* **Written instruction**
Omit every picture and return the rest of the data unaltered.
_ _ _
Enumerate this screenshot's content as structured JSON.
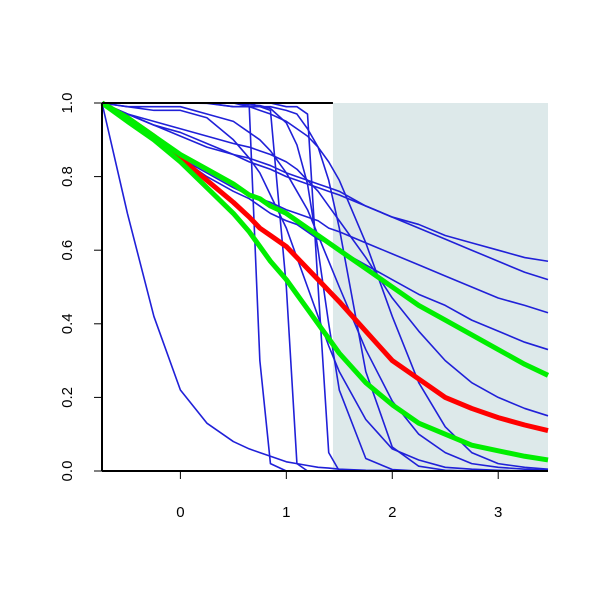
{
  "chart_data": {
    "type": "line",
    "x": [
      -0.74,
      -0.5,
      -0.25,
      0,
      0.25,
      0.5,
      0.65,
      0.75,
      0.85,
      1,
      1.1,
      1.2,
      1.3,
      1.4,
      1.5,
      1.75,
      2,
      2.25,
      2.5,
      2.75,
      3,
      3.25,
      3.47
    ],
    "xlim": [
      -0.74,
      3.47
    ],
    "ylim": [
      0,
      1
    ],
    "xticks": [
      0,
      1,
      2,
      3
    ],
    "yticks": [
      {
        "value": 0,
        "label": "0.0"
      },
      {
        "value": 0.2,
        "label": "0.2"
      },
      {
        "value": 0.4,
        "label": "0.4"
      },
      {
        "value": 0.6,
        "label": "0.6"
      },
      {
        "value": 0.8,
        "label": "0.8"
      },
      {
        "value": 1,
        "label": "1.0"
      }
    ],
    "shaded_region": {
      "xlim": [
        1.44,
        3.47
      ],
      "color": "#dde9ea"
    },
    "series": [
      {
        "color": "#2020d8",
        "values": [
          1,
          0.7,
          0.42,
          0.22,
          0.13,
          0.08,
          0.06,
          0.05,
          0.04,
          0.025,
          0.02,
          0.015,
          0.01,
          0.008,
          0.005,
          0.002,
          0.001,
          0,
          0,
          0,
          0,
          0,
          0
        ]
      },
      {
        "color": "#2020d8",
        "values": [
          1,
          1,
          1,
          1,
          1,
          1,
          0.99,
          0.3,
          0.02,
          0,
          0,
          0,
          0,
          0,
          0,
          0,
          0,
          0,
          0,
          0,
          0,
          0,
          0
        ]
      },
      {
        "color": "#2020d8",
        "values": [
          1,
          1,
          1,
          1,
          1,
          1,
          1,
          0.99,
          0.98,
          0.5,
          0.02,
          0,
          0,
          0,
          0,
          0,
          0,
          0,
          0,
          0,
          0,
          0,
          0
        ]
      },
      {
        "color": "#2020d8",
        "values": [
          1,
          1,
          1,
          1,
          1,
          1,
          1,
          1,
          1,
          0.99,
          0.99,
          0.97,
          0.5,
          0.05,
          0,
          0,
          0,
          0,
          0,
          0,
          0,
          0,
          0
        ]
      },
      {
        "color": "#2020d8",
        "values": [
          1,
          1,
          1,
          1,
          1,
          1,
          0.995,
          0.993,
          0.985,
          0.946,
          0.886,
          0.78,
          0.6,
          0.4,
          0.22,
          0.034,
          0.004,
          0,
          0,
          0,
          0,
          0,
          0
        ]
      },
      {
        "color": "#2020d8",
        "values": [
          1,
          0.97,
          0.94,
          0.92,
          0.89,
          0.86,
          0.84,
          0.83,
          0.82,
          0.8,
          0.79,
          0.78,
          0.77,
          0.76,
          0.75,
          0.72,
          0.69,
          0.67,
          0.64,
          0.62,
          0.6,
          0.58,
          0.57
        ]
      },
      {
        "color": "#2020d8",
        "values": [
          1,
          0.95,
          0.9,
          0.85,
          0.81,
          0.77,
          0.75,
          0.74,
          0.73,
          0.71,
          0.7,
          0.69,
          0.68,
          0.66,
          0.65,
          0.62,
          0.59,
          0.56,
          0.53,
          0.5,
          0.47,
          0.45,
          0.43
        ]
      },
      {
        "color": "#2020d8",
        "values": [
          1,
          0.95,
          0.9,
          0.85,
          0.8,
          0.76,
          0.74,
          0.72,
          0.7,
          0.68,
          0.67,
          0.65,
          0.63,
          0.62,
          0.6,
          0.56,
          0.52,
          0.48,
          0.45,
          0.41,
          0.38,
          0.35,
          0.33
        ]
      },
      {
        "color": "#2020d8",
        "values": [
          1,
          1,
          1,
          1,
          1,
          0.99,
          0.99,
          0.99,
          0.99,
          0.98,
          0.97,
          0.93,
          0.88,
          0.79,
          0.66,
          0.27,
          0.065,
          0.013,
          0.002,
          0,
          0,
          0,
          0
        ]
      },
      {
        "color": "#2020d8",
        "values": [
          1,
          1,
          1,
          1,
          0.999,
          0.99,
          0.99,
          0.98,
          0.97,
          0.95,
          0.93,
          0.91,
          0.88,
          0.84,
          0.79,
          0.62,
          0.42,
          0.24,
          0.12,
          0.05,
          0.02,
          0.01,
          0.005
        ]
      },
      {
        "color": "#2020d8",
        "values": [
          1,
          0.99,
          0.98,
          0.98,
          0.96,
          0.9,
          0.85,
          0.81,
          0.75,
          0.66,
          0.58,
          0.5,
          0.42,
          0.34,
          0.27,
          0.14,
          0.06,
          0.03,
          0.01,
          0.005,
          0.002,
          0,
          0
        ]
      },
      {
        "color": "#2020d8",
        "values": [
          1,
          0.97,
          0.95,
          0.93,
          0.91,
          0.89,
          0.88,
          0.87,
          0.86,
          0.84,
          0.82,
          0.79,
          0.76,
          0.72,
          0.68,
          0.58,
          0.47,
          0.38,
          0.3,
          0.24,
          0.2,
          0.17,
          0.15
        ]
      },
      {
        "color": "#2020d8",
        "values": [
          1,
          0.97,
          0.94,
          0.91,
          0.88,
          0.86,
          0.85,
          0.84,
          0.83,
          0.81,
          0.8,
          0.79,
          0.78,
          0.77,
          0.76,
          0.72,
          0.69,
          0.66,
          0.63,
          0.6,
          0.57,
          0.54,
          0.52
        ]
      },
      {
        "color": "#2020d8",
        "values": [
          1,
          0.99,
          0.99,
          0.99,
          0.97,
          0.95,
          0.92,
          0.9,
          0.87,
          0.81,
          0.76,
          0.71,
          0.64,
          0.57,
          0.5,
          0.33,
          0.19,
          0.1,
          0.05,
          0.02,
          0.01,
          0.005,
          0.002
        ]
      },
      {
        "color": "#ff0000",
        "values": [
          1,
          0.96,
          0.91,
          0.85,
          0.79,
          0.73,
          0.69,
          0.66,
          0.64,
          0.61,
          0.58,
          0.55,
          0.52,
          0.49,
          0.46,
          0.38,
          0.3,
          0.25,
          0.2,
          0.17,
          0.145,
          0.125,
          0.11
        ]
      },
      {
        "color": "#00ee00",
        "values": [
          1,
          0.96,
          0.91,
          0.86,
          0.82,
          0.78,
          0.75,
          0.74,
          0.72,
          0.7,
          0.68,
          0.66,
          0.64,
          0.62,
          0.6,
          0.55,
          0.5,
          0.45,
          0.41,
          0.37,
          0.33,
          0.29,
          0.26
        ]
      },
      {
        "color": "#00ee00",
        "values": [
          1,
          0.95,
          0.9,
          0.84,
          0.77,
          0.7,
          0.65,
          0.61,
          0.57,
          0.52,
          0.48,
          0.44,
          0.4,
          0.36,
          0.32,
          0.24,
          0.18,
          0.13,
          0.1,
          0.07,
          0.055,
          0.04,
          0.03
        ]
      }
    ]
  }
}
_ _ _
* **Problem solution**
Enumerate this screenshot's content as structured JSON.
{
  "chart_data": {
    "type": "line",
    "x": [
      -0.74,
      -0.5,
      -0.25,
      0,
      0.25,
      0.5,
      0.65,
      0.75,
      0.85,
      1,
      1.1,
      1.2,
      1.3,
      1.4,
      1.5,
      1.75,
      2,
      2.25,
      2.5,
      2.75,
      3,
      3.25,
      3.47
    ],
    "xlim": [
      -0.74,
      3.47
    ],
    "ylim": [
      0,
      1
    ],
    "xticks": [
      0,
      1,
      2,
      3
    ],
    "yticks": [
      {
        "value": 0,
        "label": "0.0"
      },
      {
        "value": 0.2,
        "label": "0.2"
      },
      {
        "value": 0.4,
        "label": "0.4"
      },
      {
        "value": 0.6,
        "label": "0.6"
      },
      {
        "value": 0.8,
        "label": "0.8"
      },
      {
        "value": 1,
        "label": "1.0"
      }
    ],
    "shaded_region": {
      "xlim": [
        1.44,
        3.47
      ],
      "color": "#dde9ea"
    },
    "series": [
      {
        "color": "#2020d8",
        "values": [
          1,
          0.7,
          0.42,
          0.22,
          0.13,
          0.08,
          0.06,
          0.05,
          0.04,
          0.025,
          0.02,
          0.015,
          0.01,
          0.008,
          0.005,
          0.002,
          0.001,
          0,
          0,
          0,
          0,
          0,
          0
        ]
      },
      {
        "color": "#2020d8",
        "values": [
          1,
          1,
          1,
          1,
          1,
          1,
          0.99,
          0.3,
          0.02,
          0,
          0,
          0,
          0,
          0,
          0,
          0,
          0,
          0,
          0,
          0,
          0,
          0,
          0
        ]
      },
      {
        "color": "#2020d8",
        "values": [
          1,
          1,
          1,
          1,
          1,
          1,
          1,
          0.99,
          0.98,
          0.5,
          0.02,
          0,
          0,
          0,
          0,
          0,
          0,
          0,
          0,
          0,
          0,
          0,
          0
        ]
      },
      {
        "color": "#2020d8",
        "values": [
          1,
          1,
          1,
          1,
          1,
          1,
          1,
          1,
          1,
          0.99,
          0.99,
          0.97,
          0.5,
          0.05,
          0,
          0,
          0,
          0,
          0,
          0,
          0,
          0,
          0
        ]
      },
      {
        "color": "#2020d8",
        "values": [
          1,
          1,
          1,
          1,
          1,
          1,
          0.995,
          0.993,
          0.985,
          0.946,
          0.886,
          0.78,
          0.6,
          0.4,
          0.22,
          0.034,
          0.004,
          0,
          0,
          0,
          0,
          0,
          0
        ]
      },
      {
        "color": "#2020d8",
        "values": [
          1,
          0.97,
          0.94,
          0.92,
          0.89,
          0.86,
          0.84,
          0.83,
          0.82,
          0.8,
          0.79,
          0.78,
          0.77,
          0.76,
          0.75,
          0.72,
          0.69,
          0.67,
          0.64,
          0.62,
          0.6,
          0.58,
          0.57
        ]
      },
      {
        "color": "#2020d8",
        "values": [
          1,
          0.95,
          0.9,
          0.85,
          0.81,
          0.77,
          0.75,
          0.74,
          0.73,
          0.71,
          0.7,
          0.69,
          0.68,
          0.66,
          0.65,
          0.62,
          0.59,
          0.56,
          0.53,
          0.5,
          0.47,
          0.45,
          0.43
        ]
      },
      {
        "color": "#2020d8",
        "values": [
          1,
          0.95,
          0.9,
          0.85,
          0.8,
          0.76,
          0.74,
          0.72,
          0.7,
          0.68,
          0.67,
          0.65,
          0.63,
          0.62,
          0.6,
          0.56,
          0.52,
          0.48,
          0.45,
          0.41,
          0.38,
          0.35,
          0.33
        ]
      },
      {
        "color": "#2020d8",
        "values": [
          1,
          1,
          1,
          1,
          1,
          0.99,
          0.99,
          0.99,
          0.99,
          0.98,
          0.97,
          0.93,
          0.88,
          0.79,
          0.66,
          0.27,
          0.065,
          0.013,
          0.002,
          0,
          0,
          0,
          0
        ]
      },
      {
        "color": "#2020d8",
        "values": [
          1,
          1,
          1,
          1,
          0.999,
          0.99,
          0.99,
          0.98,
          0.97,
          0.95,
          0.93,
          0.91,
          0.88,
          0.84,
          0.79,
          0.62,
          0.42,
          0.24,
          0.12,
          0.05,
          0.02,
          0.01,
          0.005
        ]
      },
      {
        "color": "#2020d8",
        "values": [
          1,
          0.99,
          0.98,
          0.98,
          0.96,
          0.9,
          0.85,
          0.81,
          0.75,
          0.66,
          0.58,
          0.5,
          0.42,
          0.34,
          0.27,
          0.14,
          0.06,
          0.03,
          0.01,
          0.005,
          0.002,
          0,
          0
        ]
      },
      {
        "color": "#2020d8",
        "values": [
          1,
          0.97,
          0.95,
          0.93,
          0.91,
          0.89,
          0.88,
          0.87,
          0.86,
          0.84,
          0.82,
          0.79,
          0.76,
          0.72,
          0.68,
          0.58,
          0.47,
          0.38,
          0.3,
          0.24,
          0.2,
          0.17,
          0.15
        ]
      },
      {
        "color": "#2020d8",
        "values": [
          1,
          0.97,
          0.94,
          0.91,
          0.88,
          0.86,
          0.85,
          0.84,
          0.83,
          0.81,
          0.8,
          0.79,
          0.78,
          0.77,
          0.76,
          0.72,
          0.69,
          0.66,
          0.63,
          0.6,
          0.57,
          0.54,
          0.52
        ]
      },
      {
        "color": "#2020d8",
        "values": [
          1,
          0.99,
          0.99,
          0.99,
          0.97,
          0.95,
          0.92,
          0.9,
          0.87,
          0.81,
          0.76,
          0.71,
          0.64,
          0.57,
          0.5,
          0.33,
          0.19,
          0.1,
          0.05,
          0.02,
          0.01,
          0.005,
          0.002
        ]
      },
      {
        "color": "#ff0000",
        "values": [
          1,
          0.96,
          0.91,
          0.85,
          0.79,
          0.73,
          0.69,
          0.66,
          0.64,
          0.61,
          0.58,
          0.55,
          0.52,
          0.49,
          0.46,
          0.38,
          0.3,
          0.25,
          0.2,
          0.17,
          0.145,
          0.125,
          0.11
        ]
      },
      {
        "color": "#00ee00",
        "values": [
          1,
          0.96,
          0.91,
          0.86,
          0.82,
          0.78,
          0.75,
          0.74,
          0.72,
          0.7,
          0.68,
          0.66,
          0.64,
          0.62,
          0.6,
          0.55,
          0.5,
          0.45,
          0.41,
          0.37,
          0.33,
          0.29,
          0.26
        ]
      },
      {
        "color": "#00ee00",
        "values": [
          1,
          0.95,
          0.9,
          0.84,
          0.77,
          0.7,
          0.65,
          0.61,
          0.57,
          0.52,
          0.48,
          0.44,
          0.4,
          0.36,
          0.32,
          0.24,
          0.18,
          0.13,
          0.1,
          0.07,
          0.055,
          0.04,
          0.03
        ]
      }
    ]
  }
}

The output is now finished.